# Görevleriniz
- a) Çukur dizisi üzerine yazılan yazıyı iki cümleyle özetler misiniz?
- b) Çukur dizisi üzerine yazılan yazıya göre şu soruların yanıtları nedir?
(i) Dizi hangi kanalda ekrana geliyor?
(ii) Genç adamın sattığı gitar bir dönem kime aitti?
(iii) Evlenme teklifi hangi şehirde yapılıyor?
- c) Çukur dizisi üzerine yazılan yazıyı son cümlesinden sonra sürdürür müsünüz?

Çukur'daki Diyalektik < ··· >

https://aynahikayesi.blogspot.com.tr/2018/05/cukurdaki-diyalektik.html


"Ben asla dizi izlemem. Hep belgesel! " diyenlerden misiniz, yoksa tam bir dizikolik misiniz? Çekoslavakyalılaştırabildiklerimizden misiniz, yoksa değil misiniz? Tamam zor sözcük, kabul ediyorum. Ama ben bu sözcüğü kolayca söyleyebilenlerden ve nadir de olsa, seveceğim bir dizi bulursam izleyenlerdenim.😉 Bunlardan bir tanesi de, Show TV'de ekrana gelen Ay Yapım imzalı "Çukur" adlı dizi oldu. Aslında başlarda kendimi sorguluyordum. "Silahlı, mafya mufyalı bir dizi dikkatimi bile çekmezdi. Niye hala seyrediyorum?" diye. İlk bölümünde, televizyon kanalı tesadüfen açık olduğu için göz ucuyla bakıp, bir yandan da blog okuyordum. Sonra daha bir dikkatimi çekti. Rock müzik yapan yakışıklı ve iyi bir adamla, genç güzel bir kadının sevimli aşk hikayesi hoşuma gitmeye başladı; bıraktım elimden bilgisayarı. O sırada genç adam, bir dönem Erkin Koray'a ait olan gitarını satıp, müstakbel eşinin hayalini gerçekleştiriyordu. Paris'te evlenme teklifi! Biz kadınlar severiz sürprizleri ne de olsa ;) Ama, benim bu diziyi sevmemdeki sebep farklıydı yine de.

Bir koleksiyondan çıkarılan veriler:

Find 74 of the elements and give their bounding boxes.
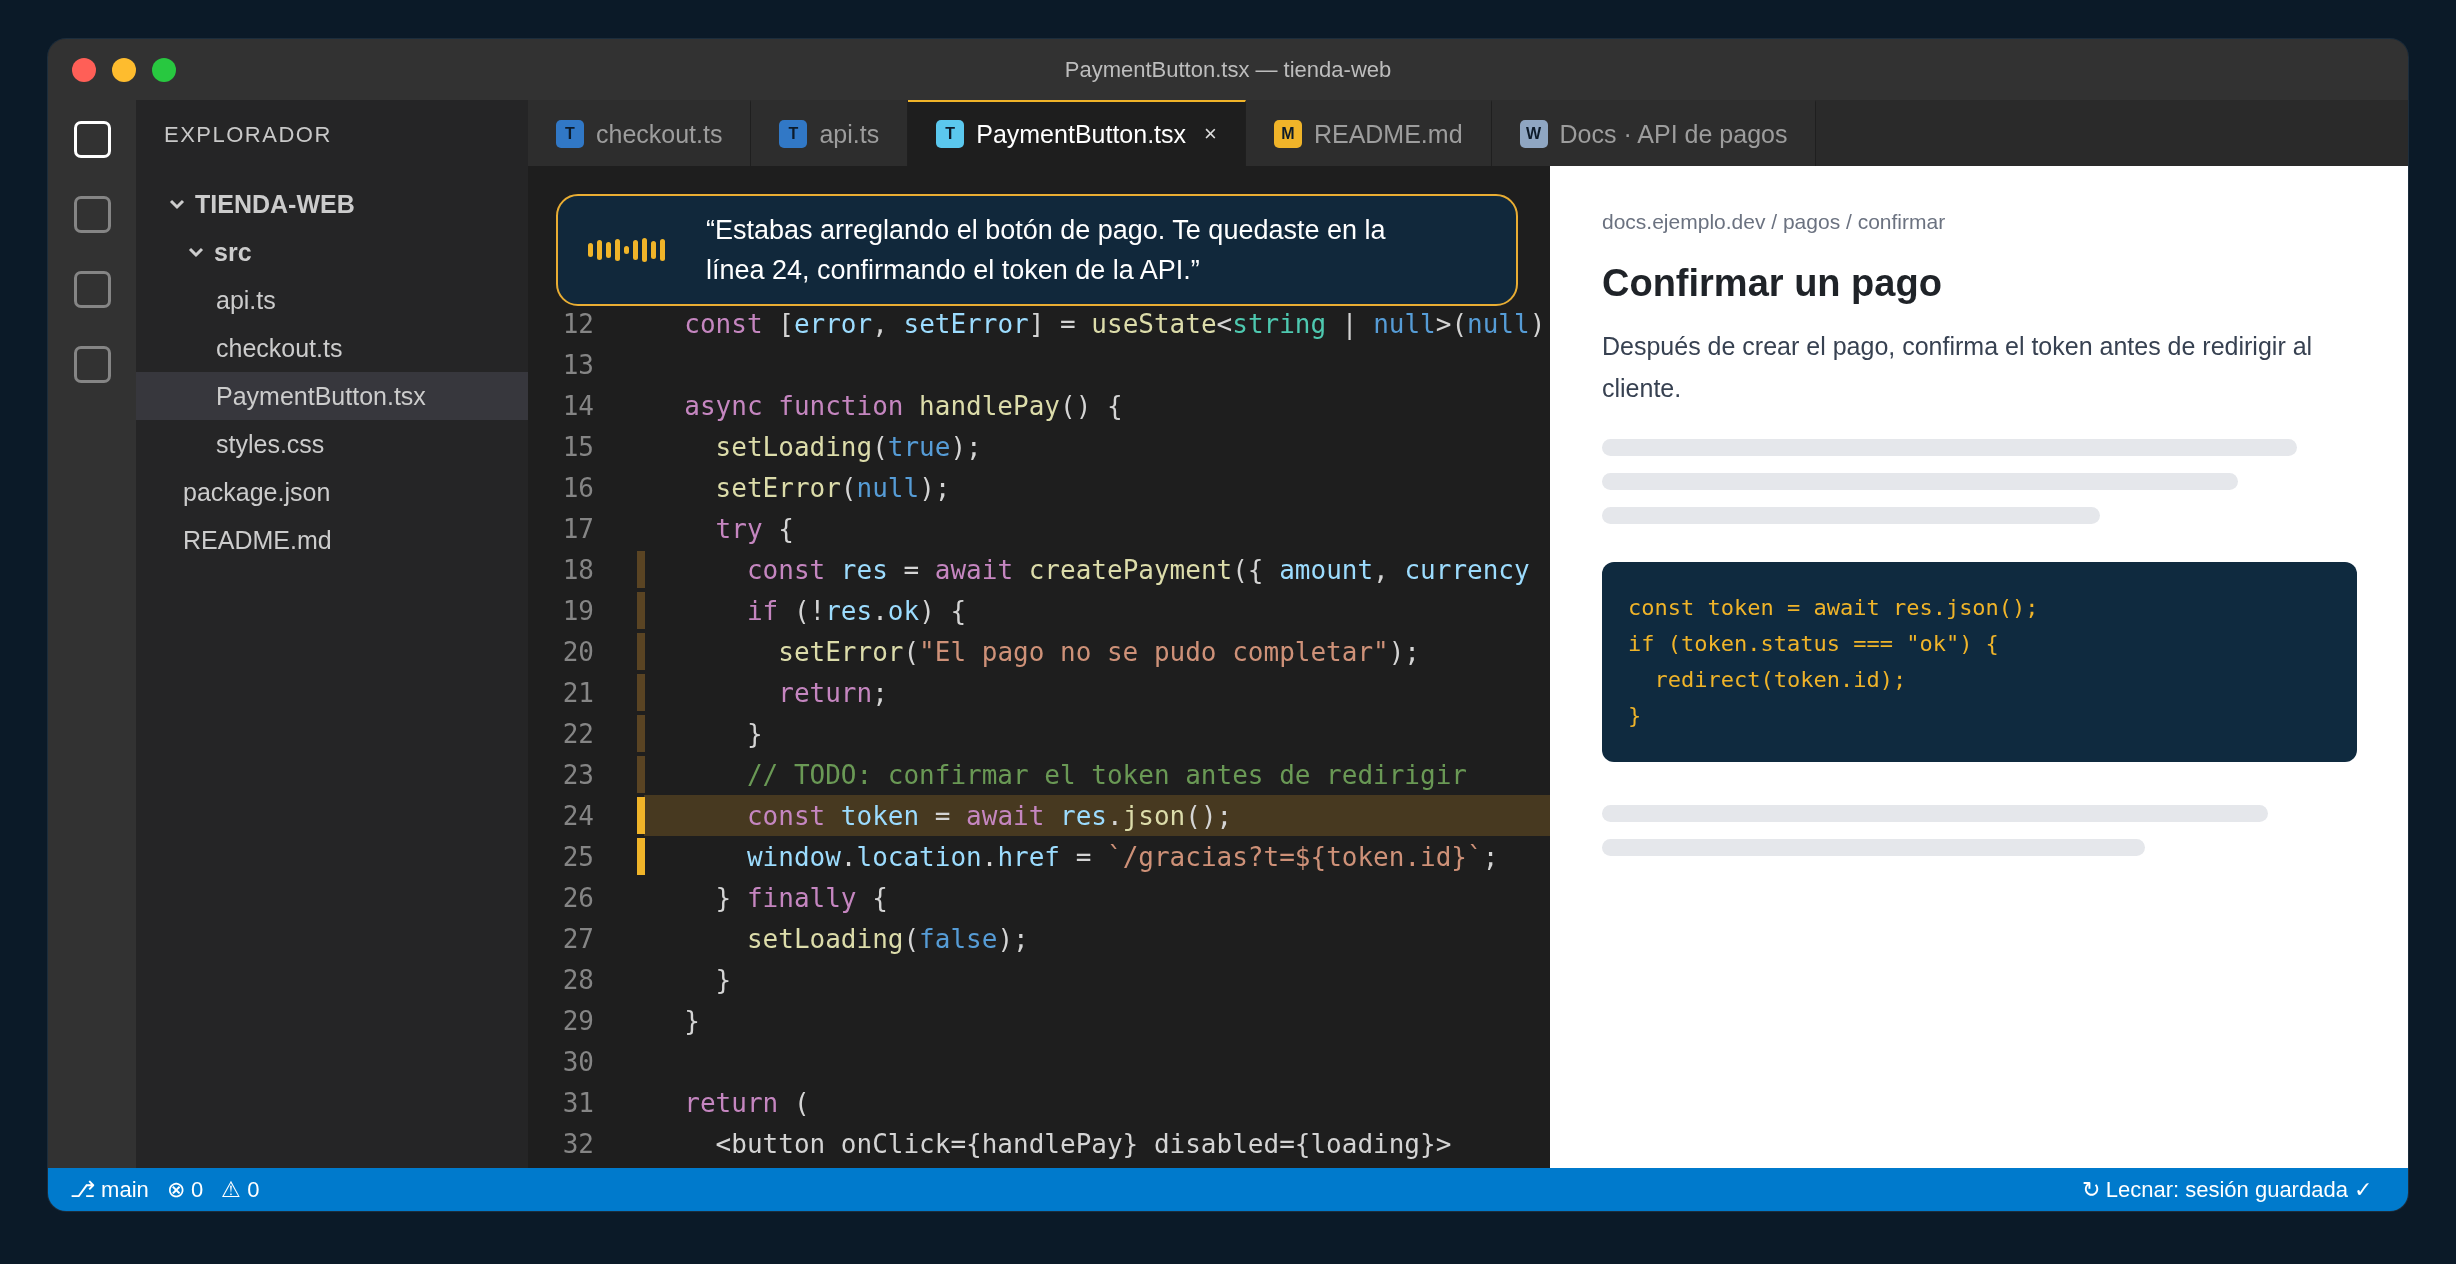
code-line: // TODO: confirmar el token antes de redirigir [745,759,1467,790]
line-number: 27 [561,923,594,954]
folder-row[interactable]: TIENDA-WEB [136,180,528,228]
file-type-icon: T [936,120,965,148]
file-row[interactable]: api.ts [136,276,528,324]
code-line: return ( [683,1087,810,1118]
code-line: window.location.href = `/gracias?t=${token.id}`; [745,841,1499,872]
code-line: } [1628,702,1643,730]
file-row[interactable]: package.json [136,468,528,516]
code-line: } [683,1005,700,1036]
line-number: 17 [561,513,594,544]
code-line: if (token.status === "ok") { [1628,630,2000,658]
code-line: } finally { [714,882,888,913]
line-number: 14 [561,390,594,421]
line-number: 28 [561,964,594,995]
line-number: 29 [561,1005,594,1036]
explorer-title: EXPLORADOR [163,122,332,149]
code-line: try { [714,513,794,544]
window-title: PaymentButton.tsx — tienda-web [1064,56,1392,83]
file-type-icon: T [556,120,584,148]
code-line: } [714,964,732,995]
minimize-window-button[interactable] [112,57,136,82]
warning-count[interactable]: ⚠ 0 [221,1176,260,1203]
code-line: const res = await createPayment({ amount, currency [745,554,1530,585]
branch-indicator[interactable]: ⎇ main [70,1176,149,1203]
code-line: async function handlePay() { [683,390,1123,421]
file-type-icon: T [779,120,808,148]
breadcrumb: docs.ejemplo.dev / pagos / confirmar [1602,210,1946,234]
file-row[interactable]: README.md [136,516,528,564]
file-row[interactable]: PaymentButton.tsx [136,372,528,420]
line-number: 13 [561,349,594,380]
folder-row[interactable]: src [136,228,528,276]
page-heading: Confirmar un pago [1602,262,1943,305]
chevron-icon[interactable] [169,198,185,210]
code-line: setLoading(true); [714,431,982,462]
line-number: 26 [561,882,594,913]
file-row[interactable]: styles.css [136,420,528,468]
line-number: 23 [561,759,594,790]
code-line: setLoading(false); [745,923,1029,954]
close-tab-button[interactable]: × [1204,121,1217,147]
line-number: 12 [561,308,594,339]
zoom-window-button[interactable] [152,57,176,82]
tooltip-text: “Estabas arreglando el botón de pago. Te quedaste en la línea 24, confirmando el token de la API.” [706,214,1387,287]
code-line: return; [777,677,888,708]
line-number: 25 [561,841,594,872]
line-number: 21 [561,677,594,708]
line-number: 20 [561,636,594,667]
file-row[interactable]: checkout.ts [136,324,528,372]
file-type-icon: M [1273,120,1302,148]
session-status[interactable]: ↻ Lecnar: sesión guardada ✓ [2081,1176,2372,1203]
code-line: const token = await res.json(); [745,800,1233,831]
line-number: 15 [561,431,594,462]
code-line: const [error, setError] = useState<string | null>(null) [683,308,1546,339]
close-window-button[interactable] [72,57,96,82]
line-number: 16 [561,472,594,503]
code-line: } [745,718,763,749]
line-number: 18 [561,554,594,585]
code-line: if (!res.ok) { [745,595,967,626]
code-line: setError("El pago no se pudo completar"); [777,636,1421,667]
line-number: 24 [561,800,594,831]
code-line: redirect(token.id); [1653,666,1908,694]
line-number: 19 [561,595,594,626]
editor-tab[interactable]: T PaymentButton.tsx × [908,100,1246,166]
line-number: 22 [561,718,594,749]
file-type-icon: W [1519,120,1548,148]
line-number: 31 [561,1087,594,1118]
line-number: 30 [561,1046,594,1077]
chevron-icon[interactable] [188,246,204,258]
paragraph: Después de crear el pago, confirma el token antes de redirigir al cliente. [1602,331,2314,404]
code-line: const token = await res.json(); [1628,594,2040,622]
line-number: 32 [561,1128,594,1159]
code-line: <button onClick={handlePay} disabled={loading}> [714,1128,1452,1159]
code-line: setError(null); [714,472,951,503]
error-count[interactable]: ⊗ 0 [166,1176,204,1203]
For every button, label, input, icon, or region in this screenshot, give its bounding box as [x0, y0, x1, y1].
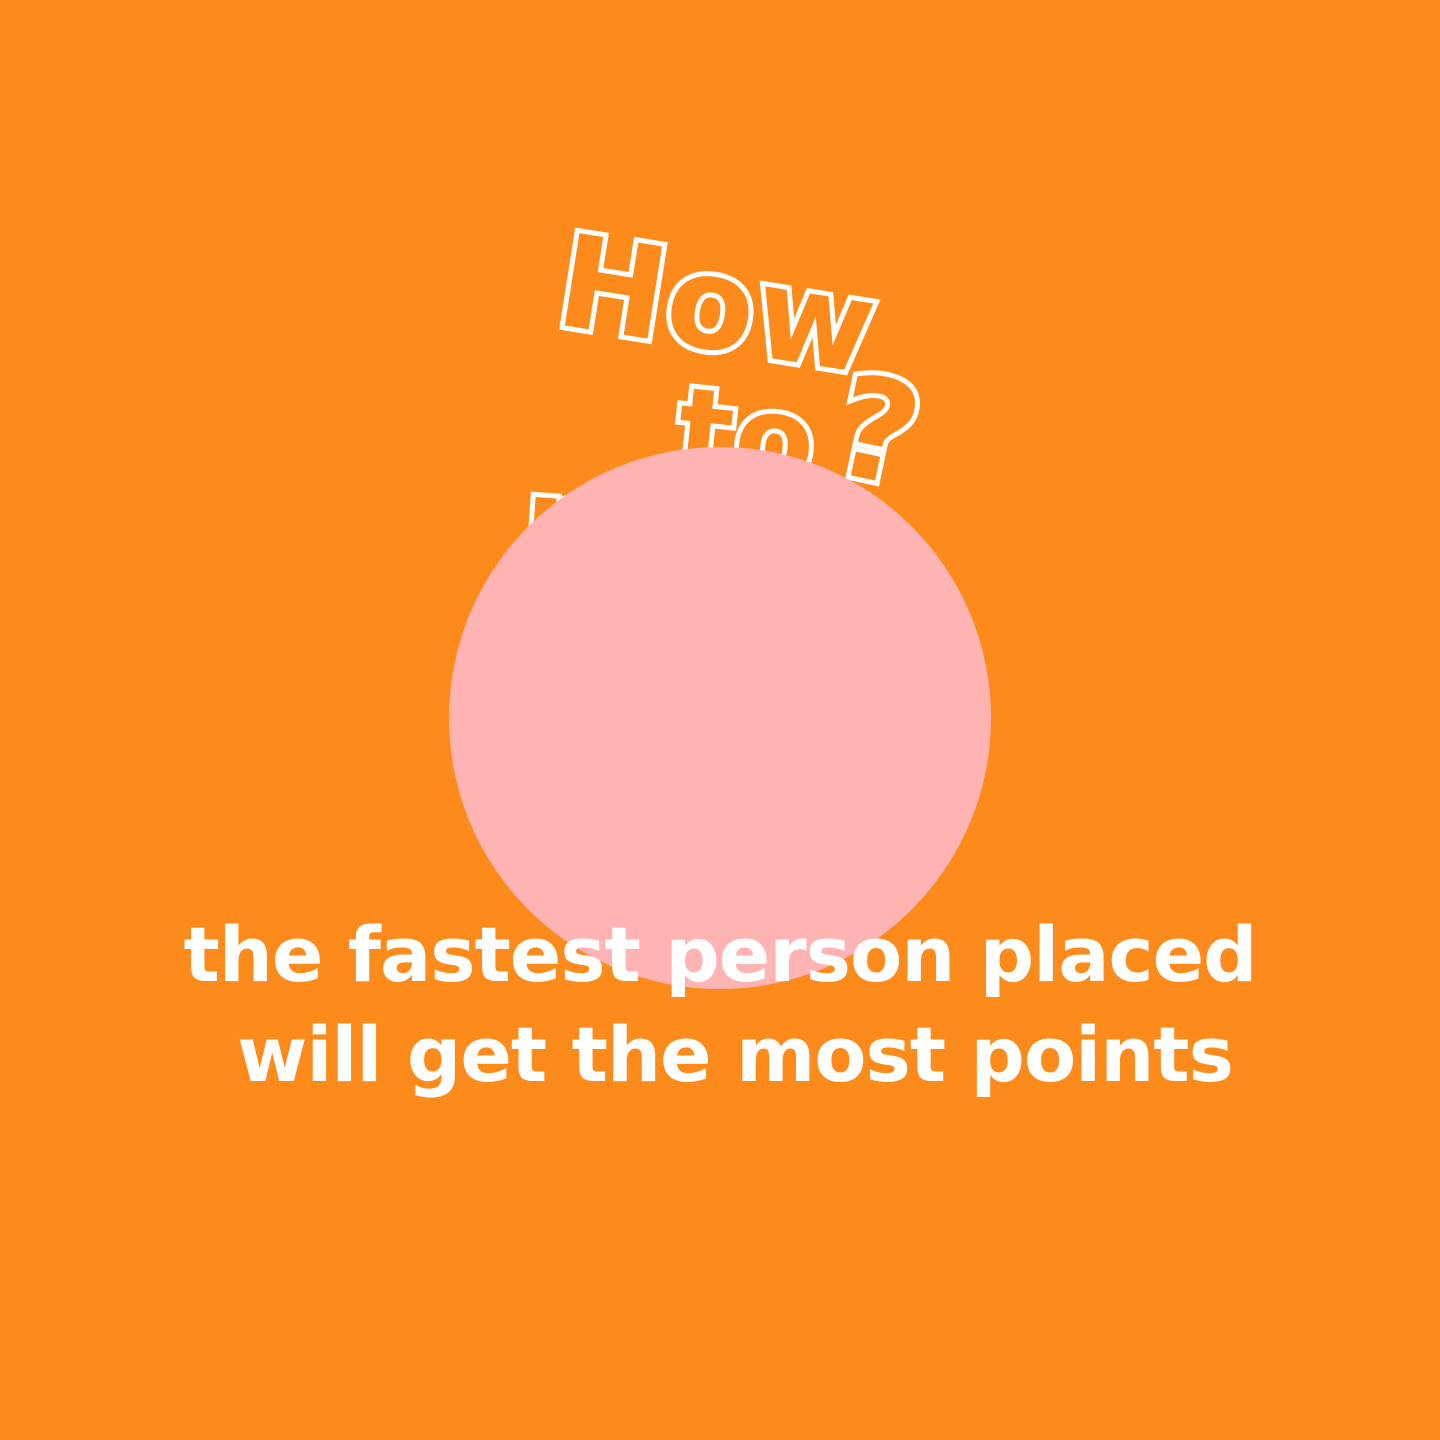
rules-line-1: the fastest person placed — [183, 910, 1257, 999]
rules-text: the fastest person placed will get the m… — [0, 905, 1440, 1105]
rules-line-2: will get the most points — [237, 1010, 1234, 1099]
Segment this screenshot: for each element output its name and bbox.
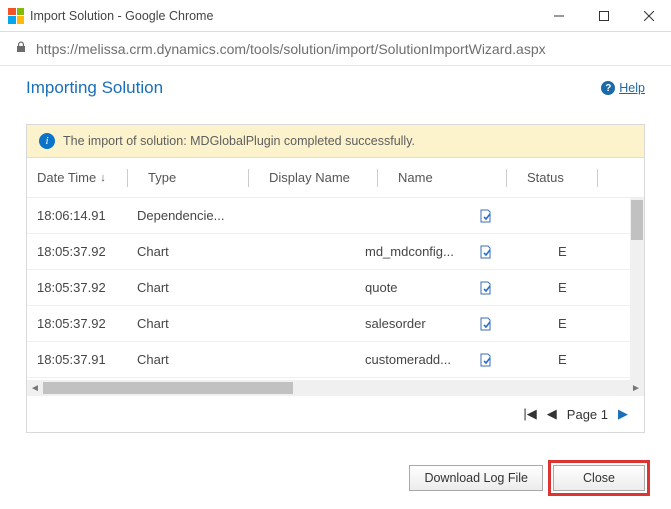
table-row[interactable]: 18:06:14.91Dependencie... — [27, 198, 644, 234]
minimize-icon — [554, 11, 564, 21]
table-row[interactable]: 18:05:37.92Chartmd_mdconfig...E — [27, 234, 644, 270]
banner-message: The import of solution: MDGlobalPlugin c… — [63, 134, 415, 148]
dialog-footer: Download Log File Close — [409, 465, 645, 491]
pager-first-icon[interactable]: |◀ — [523, 406, 536, 422]
horizontal-scrollbar-thumb[interactable] — [43, 382, 293, 394]
pager-label: Page 1 — [567, 407, 608, 422]
pager: |◀ ◀ Page 1 ▶ — [27, 396, 644, 432]
cell-datetime: 18:05:37.91 — [27, 352, 127, 367]
help-icon: ? — [601, 81, 615, 95]
cell-name: quote — [355, 280, 468, 295]
page-title: Importing Solution — [26, 78, 163, 98]
cell-type: Chart — [127, 352, 242, 367]
col-divider — [506, 169, 507, 187]
import-panel: i The import of solution: MDGlobalPlugin… — [26, 124, 645, 433]
cell-status — [468, 352, 548, 368]
cell-status — [468, 316, 548, 332]
status-success-icon — [478, 208, 494, 224]
col-header-datetime[interactable]: Date Time ↓ — [27, 170, 127, 185]
pager-next-icon[interactable]: ▶ — [618, 406, 628, 422]
cell-type: Chart — [127, 280, 242, 295]
address-bar: https://melissa.crm.dynamics.com/tools/s… — [0, 32, 671, 66]
cell-type: Chart — [127, 316, 242, 331]
success-banner: i The import of solution: MDGlobalPlugin… — [27, 125, 644, 158]
vertical-scrollbar[interactable] — [630, 198, 644, 382]
cell-name: md_mdconfig... — [355, 244, 468, 259]
help-label: Help — [619, 81, 645, 95]
cell-name: customeradd... — [355, 352, 468, 367]
scroll-left-icon[interactable]: ◄ — [27, 380, 43, 396]
download-log-button[interactable]: Download Log File — [409, 465, 543, 491]
help-link[interactable]: ? Help — [601, 81, 645, 95]
app-logo-icon — [8, 8, 24, 24]
status-success-icon — [478, 244, 494, 260]
cell-status — [468, 208, 548, 224]
table-row[interactable]: 18:05:37.92ChartsalesorderE — [27, 306, 644, 342]
lock-icon — [14, 40, 28, 57]
table-row[interactable]: 18:05:37.91Chartcustomeradd...E — [27, 342, 644, 378]
results-grid: Date Time ↓ Type Display Name Name Statu… — [27, 158, 644, 432]
content-area: Importing Solution ? Help i The import o… — [0, 66, 671, 433]
horizontal-scrollbar[interactable]: ◄ ► — [27, 380, 644, 396]
status-success-icon — [478, 352, 494, 368]
cell-status — [468, 244, 548, 260]
col-header-displayname[interactable]: Display Name — [259, 170, 377, 185]
col-header-status[interactable]: Status — [517, 170, 597, 185]
scroll-right-icon[interactable]: ► — [628, 380, 644, 396]
window-close-button[interactable] — [626, 0, 671, 32]
cell-name: salesorder — [355, 316, 468, 331]
col-divider — [597, 169, 598, 187]
cell-datetime: 18:05:37.92 — [27, 244, 127, 259]
info-icon: i — [39, 133, 55, 149]
pager-prev-icon[interactable]: ◀ — [547, 406, 557, 422]
col-header-name[interactable]: Name — [388, 170, 506, 185]
status-success-icon — [478, 280, 494, 296]
close-button[interactable]: Close — [553, 465, 645, 491]
cell-type: Chart — [127, 244, 242, 259]
cell-datetime: 18:05:37.92 — [27, 280, 127, 295]
window-maximize-button[interactable] — [581, 0, 626, 32]
grid-body: 18:06:14.91Dependencie...18:05:37.92Char… — [27, 198, 644, 378]
url-text[interactable]: https://melissa.crm.dynamics.com/tools/s… — [36, 41, 546, 57]
col-header-type[interactable]: Type — [138, 170, 248, 185]
col-divider — [248, 169, 249, 187]
table-row[interactable]: 18:05:37.92ChartquoteE — [27, 270, 644, 306]
col-divider — [377, 169, 378, 187]
window-title: Import Solution - Google Chrome — [30, 9, 536, 23]
cell-datetime: 18:06:14.91 — [27, 208, 127, 223]
window-titlebar: Import Solution - Google Chrome — [0, 0, 671, 32]
window-minimize-button[interactable] — [536, 0, 581, 32]
maximize-icon — [599, 11, 609, 21]
sort-desc-icon: ↓ — [100, 172, 106, 184]
col-divider — [127, 169, 128, 187]
grid-header: Date Time ↓ Type Display Name Name Statu… — [27, 158, 644, 198]
cell-type: Dependencie... — [127, 208, 242, 223]
cell-datetime: 18:05:37.92 — [27, 316, 127, 331]
status-success-icon — [478, 316, 494, 332]
cell-status — [468, 280, 548, 296]
close-icon — [644, 11, 654, 21]
vertical-scrollbar-thumb[interactable] — [631, 200, 643, 240]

# Görev Yanıtları
- a) Yazar, nadiren de olsa sevdiği dizileri izlediğini ve bunlardan birinin Show TV'de yayınlanan, Ay Yapım imzalı Çukur olduğunu anlatıyor. Silahlı, mafyalı bir dizinin ilgisini çekmeyeceğini düşündüğü için başta kendini sorgulamış, ilk bölümdeki aşk hikayesi hoşuna gitmiş, ancak diziyi sevmesinin asıl sebebi farklıymış.

- b)
(i) Show TV
(ii) Erkin Koray
(iii) Paris

- c)
https://aynahikayesi.blogspot.com.tr/2018/05/cukurdaki-diyalektik.html

Dizinin Müzikleri Müthiş 🎵👌

Saçma sapan duygu sömürüsüyle insanları ekrana bağlayan, ağlak, abudik gubidik dizilerden sonra, şöyle kaliteli, konusu farklı bir şeyler izlemek keyifli olacak neyse ki derken; dizi başka yöne ilerledi. Anlatmaya gerek yok, bu yazıyı okuyanlar zaten dizi hakkında fikir sahibi olanlardır diye düşünüyorum. Öncelikle bir izleyici olarak; ara sıra serzenişte bulunduğum, kurguda eksik bulduğum taraflar yok değil açıkçası. Ama dizi müzikleri bence müthiş! Kimler ve neler yok ki! Cem Karaca, Erkin Koray, Musa Eroğlu, Neşet Ertaş gibi efsanelerin yanı sıra, Ceylan Ertem'den Cem Adriyan'a, Fazıl Say'dan Toygar Işıklı'ya kadar bir çok sanatçıya da ev sahipliği yaptı dizi. Eypio'nun dizi için özel hazırladığı; 'Gömün Beni Çukura' ve Gazapizm'in 'Heyecanı Yok' adlı parçaları da müzik listelerinde zirveye oynuyor. Vartolu karakteriyle özdeşleşen, Musa Eroğlu'nun eşsiz yorumu ve bestesi, Abdürrahim Karakoç'un ise unutulmaz sözleriyle 'Mihriban' türküsünün yeniden dillere dolanması da dizi müziklerinin ne kadar seçici ve yerinde olduğunun kanıtı gibi. Tüm sanat dalları arasında, insanları aynı duyguda en kolay birleştireni müzik bence. Sanatın büyüsüne inanan biri olarak, diğer türlere haksızlık etmek istemem asla. Yine de, müziğin duygular üzerinde yüksek tesir etkisi yarattığı görüşündeyim.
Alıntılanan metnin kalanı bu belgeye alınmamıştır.